[DATA SECTION]:
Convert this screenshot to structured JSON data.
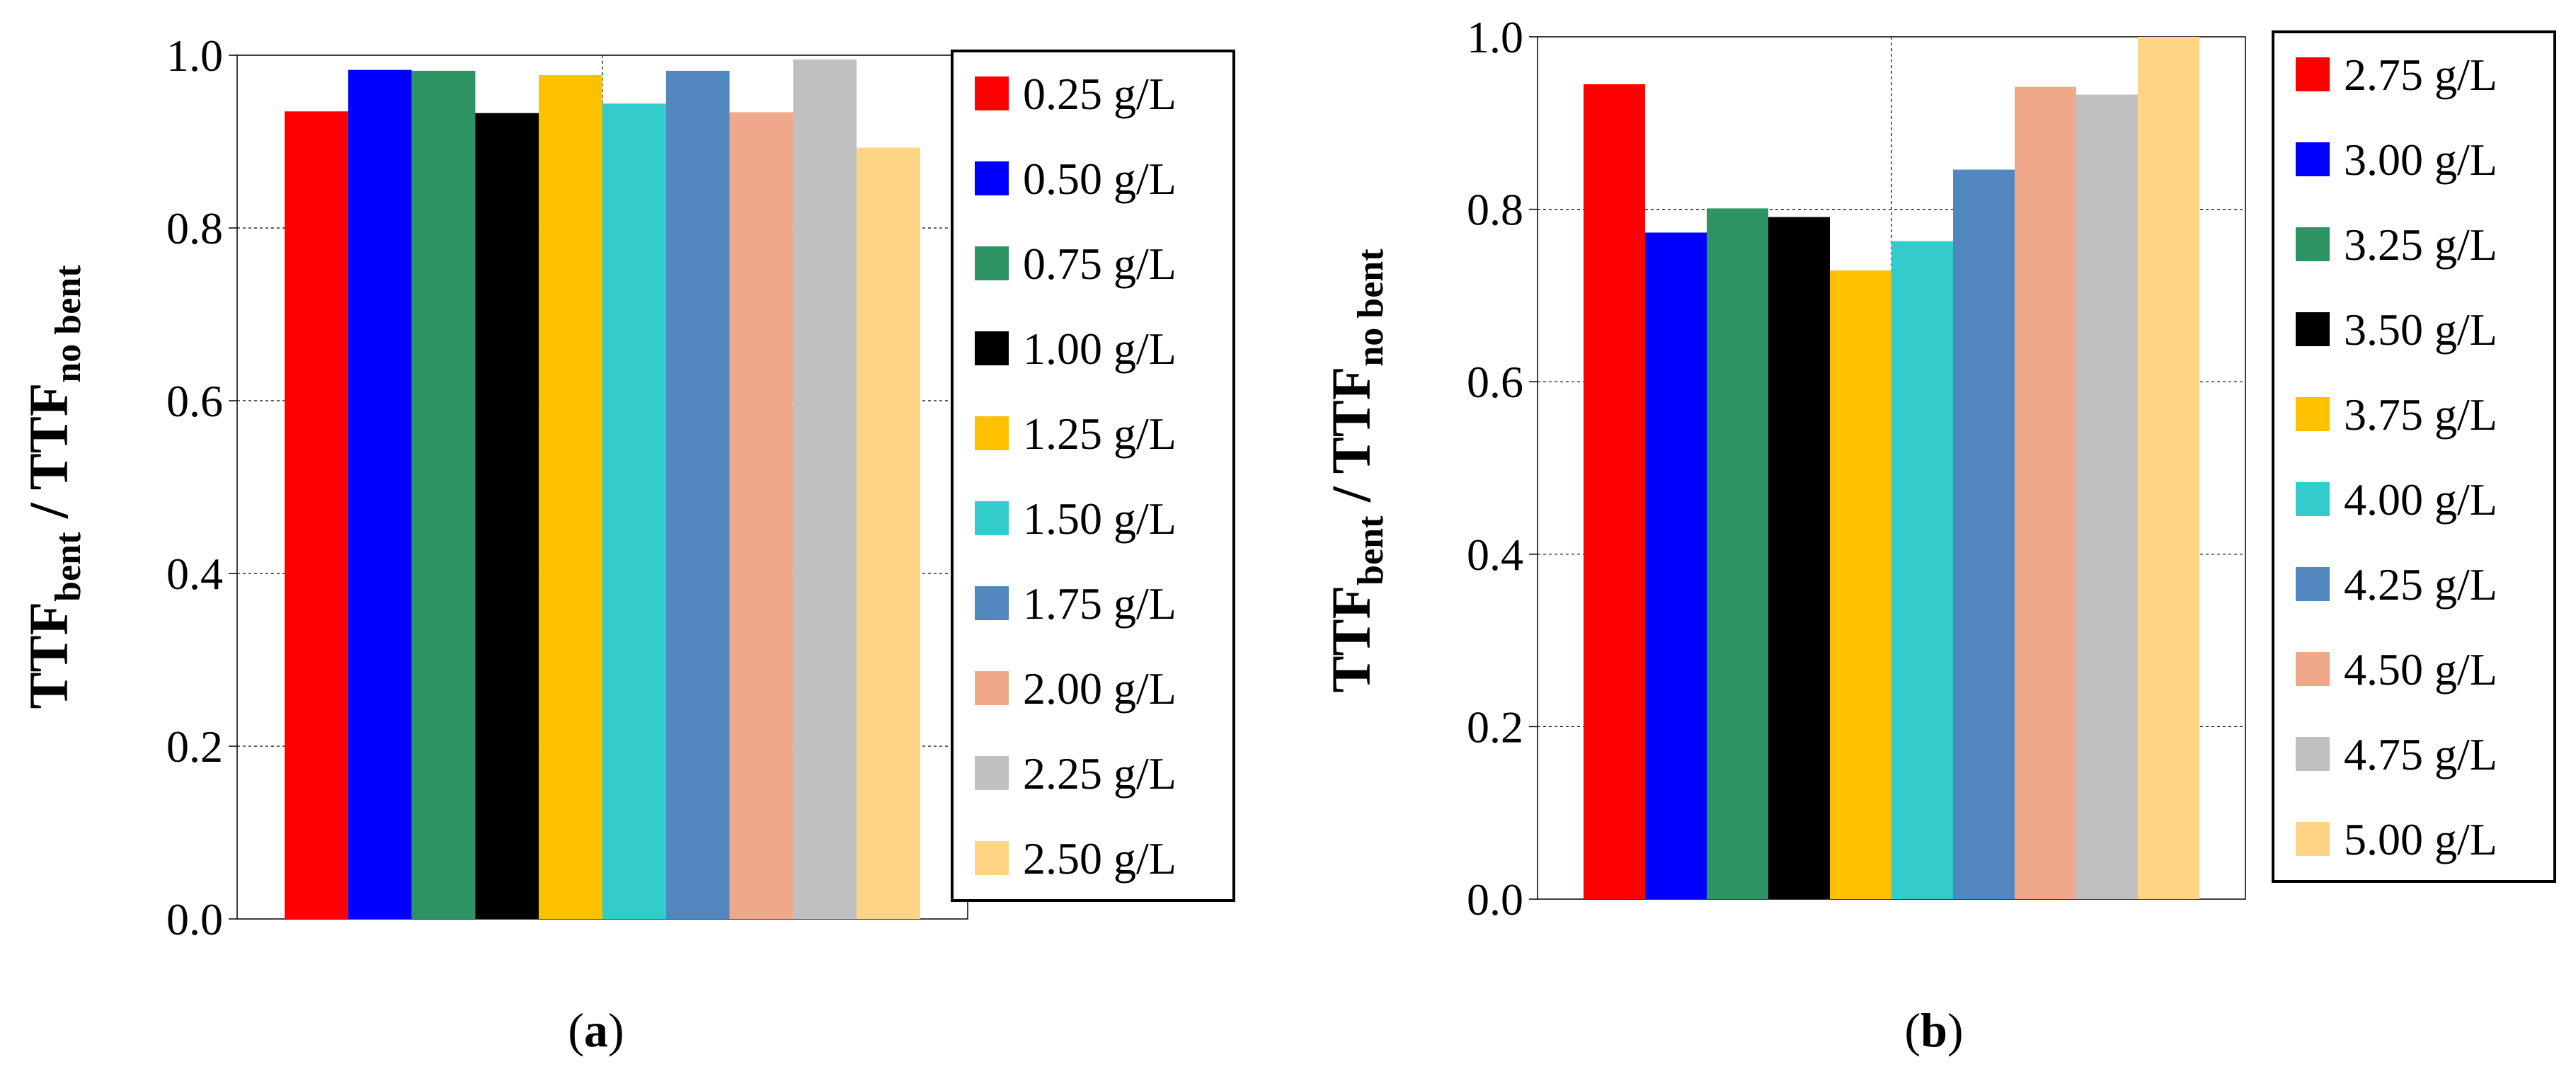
{
  "chart_data": [
    {
      "type": "bar",
      "caption": "a",
      "title": "",
      "xlabel": "",
      "ylabel": {
        "main": "TTF",
        "sub1": "bent",
        "sep": " / ",
        "main2": "TTF",
        "sub2": "no bent"
      },
      "ylim": [
        0,
        1.0
      ],
      "yticks": [
        "0.0",
        "0.2",
        "0.4",
        "0.6",
        "0.8",
        "1.0"
      ],
      "grid": true,
      "legend_position": "right",
      "series": [
        {
          "name": "0.25 g/L",
          "value": 0.935,
          "color": "#ff0000"
        },
        {
          "name": "0.50 g/L",
          "value": 0.983,
          "color": "#0000ff"
        },
        {
          "name": "0.75 g/L",
          "value": 0.982,
          "color": "#2e9464"
        },
        {
          "name": "1.00 g/L",
          "value": 0.933,
          "color": "#000000"
        },
        {
          "name": "1.25 g/L",
          "value": 0.977,
          "color": "#ffc000"
        },
        {
          "name": "1.50 g/L",
          "value": 0.944,
          "color": "#33cccc"
        },
        {
          "name": "1.75 g/L",
          "value": 0.982,
          "color": "#4f87be"
        },
        {
          "name": "2.00 g/L",
          "value": 0.934,
          "color": "#f0a88a"
        },
        {
          "name": "2.25 g/L",
          "value": 0.995,
          "color": "#c0c0c0"
        },
        {
          "name": "2.50 g/L",
          "value": 0.893,
          "color": "#ffd485"
        }
      ]
    },
    {
      "type": "bar",
      "caption": "b",
      "title": "",
      "xlabel": "",
      "ylabel": {
        "main": "TTF",
        "sub1": "bent",
        "sep": " / ",
        "main2": "TTF",
        "sub2": "no bent"
      },
      "ylim": [
        0,
        1.0
      ],
      "yticks": [
        "0.0",
        "0.2",
        "0.4",
        "0.6",
        "0.8",
        "1.0"
      ],
      "grid": true,
      "legend_position": "right",
      "series": [
        {
          "name": "2.75 g/L",
          "value": 0.945,
          "color": "#ff0000"
        },
        {
          "name": "3.00 g/L",
          "value": 0.773,
          "color": "#0000ff"
        },
        {
          "name": "3.25 g/L",
          "value": 0.801,
          "color": "#2e9464"
        },
        {
          "name": "3.50 g/L",
          "value": 0.791,
          "color": "#000000"
        },
        {
          "name": "3.75 g/L",
          "value": 0.729,
          "color": "#ffc000"
        },
        {
          "name": "4.00 g/L",
          "value": 0.763,
          "color": "#33cccc"
        },
        {
          "name": "4.25 g/L",
          "value": 0.846,
          "color": "#4f87be"
        },
        {
          "name": "4.50 g/L",
          "value": 0.942,
          "color": "#f0a88a"
        },
        {
          "name": "4.75 g/L",
          "value": 0.933,
          "color": "#c0c0c0"
        },
        {
          "name": "5.00 g/L",
          "value": 1.0,
          "color": "#ffd485"
        }
      ]
    }
  ]
}
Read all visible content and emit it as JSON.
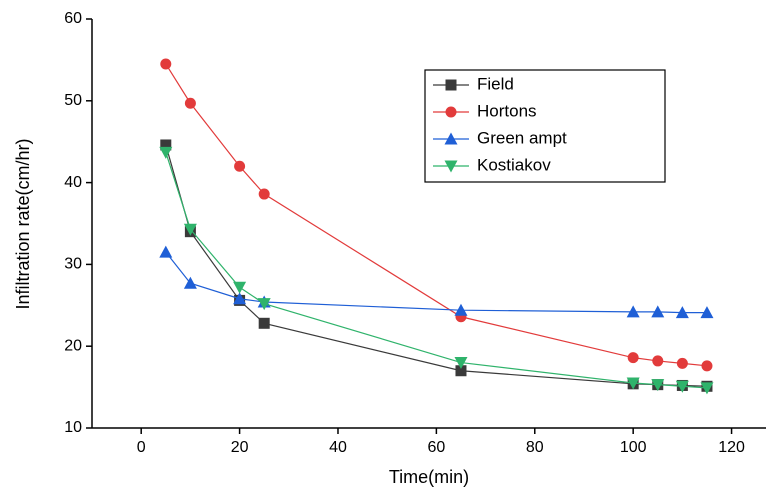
{
  "chart_data": {
    "type": "line",
    "xlabel": "Time(min)",
    "ylabel": "Infiltration rate(cm/hr)",
    "x": [
      5,
      10,
      20,
      25,
      65,
      100,
      105,
      110,
      115
    ],
    "series": [
      {
        "name": "Field",
        "color": "#3a3a3a",
        "marker": "square",
        "values": [
          44.6,
          34,
          25.6,
          22.8,
          17,
          15.4,
          15.3,
          15.2,
          15.1
        ]
      },
      {
        "name": "Hortons",
        "color": "#e23b3b",
        "marker": "circle",
        "values": [
          54.5,
          49.7,
          42,
          38.6,
          23.6,
          18.6,
          18.2,
          17.9,
          17.6
        ]
      },
      {
        "name": "Green ampt",
        "color": "#1f5fd6",
        "marker": "triangle-up",
        "values": [
          31.5,
          27.7,
          25.8,
          25.4,
          24.4,
          24.2,
          24.2,
          24.1,
          24.1
        ]
      },
      {
        "name": "Kostiakov",
        "color": "#2fb36b",
        "marker": "triangle-down",
        "values": [
          43.7,
          34.3,
          27.2,
          25.2,
          18,
          15.5,
          15.3,
          15.1,
          14.9
        ]
      }
    ],
    "xlim": [
      -10,
      127
    ],
    "ylim": [
      10,
      60
    ],
    "xticks": [
      0,
      20,
      40,
      60,
      80,
      100,
      120
    ],
    "yticks": [
      10,
      20,
      30,
      40,
      50,
      60
    ],
    "grid": false
  }
}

[EXERCISE BRIEF]: Take the line that contains "Read all visible content and emit it as JSON." and all lines after it to the end of the material above, and copy them verbatim without any images.

[RIGHT ANSWER]:
Read all visible content and emit it as JSON.
{
  "chart_data": {
    "type": "line",
    "xlabel": "Time(min)",
    "ylabel": "Infiltration rate(cm/hr)",
    "x": [
      5,
      10,
      20,
      25,
      65,
      100,
      105,
      110,
      115
    ],
    "series": [
      {
        "name": "Field",
        "color": "#3a3a3a",
        "marker": "square",
        "values": [
          44.6,
          34,
          25.6,
          22.8,
          17,
          15.4,
          15.3,
          15.2,
          15.1
        ]
      },
      {
        "name": "Hortons",
        "color": "#e23b3b",
        "marker": "circle",
        "values": [
          54.5,
          49.7,
          42,
          38.6,
          23.6,
          18.6,
          18.2,
          17.9,
          17.6
        ]
      },
      {
        "name": "Green ampt",
        "color": "#1f5fd6",
        "marker": "triangle-up",
        "values": [
          31.5,
          27.7,
          25.8,
          25.4,
          24.4,
          24.2,
          24.2,
          24.1,
          24.1
        ]
      },
      {
        "name": "Kostiakov",
        "color": "#2fb36b",
        "marker": "triangle-down",
        "values": [
          43.7,
          34.3,
          27.2,
          25.2,
          18,
          15.5,
          15.3,
          15.1,
          14.9
        ]
      }
    ],
    "xlim": [
      -10,
      127
    ],
    "ylim": [
      10,
      60
    ],
    "xticks": [
      0,
      20,
      40,
      60,
      80,
      100,
      120
    ],
    "yticks": [
      10,
      20,
      30,
      40,
      50,
      60
    ],
    "grid": false
  }
}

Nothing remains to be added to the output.